Supplied entries:
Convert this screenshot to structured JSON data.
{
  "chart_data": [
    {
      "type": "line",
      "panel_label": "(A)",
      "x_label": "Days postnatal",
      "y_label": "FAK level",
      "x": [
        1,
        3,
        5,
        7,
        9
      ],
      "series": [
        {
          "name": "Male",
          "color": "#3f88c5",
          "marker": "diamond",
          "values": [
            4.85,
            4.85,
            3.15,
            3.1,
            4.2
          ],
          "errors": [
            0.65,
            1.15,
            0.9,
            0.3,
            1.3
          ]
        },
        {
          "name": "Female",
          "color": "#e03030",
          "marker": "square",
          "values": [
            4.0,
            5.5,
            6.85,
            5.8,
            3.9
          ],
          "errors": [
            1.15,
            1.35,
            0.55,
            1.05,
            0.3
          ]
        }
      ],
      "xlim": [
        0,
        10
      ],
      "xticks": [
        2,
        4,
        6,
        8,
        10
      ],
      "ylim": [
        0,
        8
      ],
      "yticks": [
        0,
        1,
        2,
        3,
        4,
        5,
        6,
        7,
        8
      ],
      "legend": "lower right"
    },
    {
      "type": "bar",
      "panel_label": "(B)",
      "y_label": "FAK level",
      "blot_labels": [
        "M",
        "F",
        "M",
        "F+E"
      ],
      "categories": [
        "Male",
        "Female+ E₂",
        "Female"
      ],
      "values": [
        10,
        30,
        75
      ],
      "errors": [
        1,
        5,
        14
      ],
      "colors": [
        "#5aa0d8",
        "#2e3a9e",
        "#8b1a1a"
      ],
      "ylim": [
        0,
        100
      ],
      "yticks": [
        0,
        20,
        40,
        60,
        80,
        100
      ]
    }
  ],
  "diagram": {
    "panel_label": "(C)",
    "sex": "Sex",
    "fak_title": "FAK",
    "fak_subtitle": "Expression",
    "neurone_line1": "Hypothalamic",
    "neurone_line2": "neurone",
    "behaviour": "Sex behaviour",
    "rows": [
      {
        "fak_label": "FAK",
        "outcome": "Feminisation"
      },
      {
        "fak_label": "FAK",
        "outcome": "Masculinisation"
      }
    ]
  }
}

What the task requires:
From the listing above, pick out every line containing "outcome".

Reply to the exercise:
        "outcome": "Feminisation"
        "outcome": "Masculinisation"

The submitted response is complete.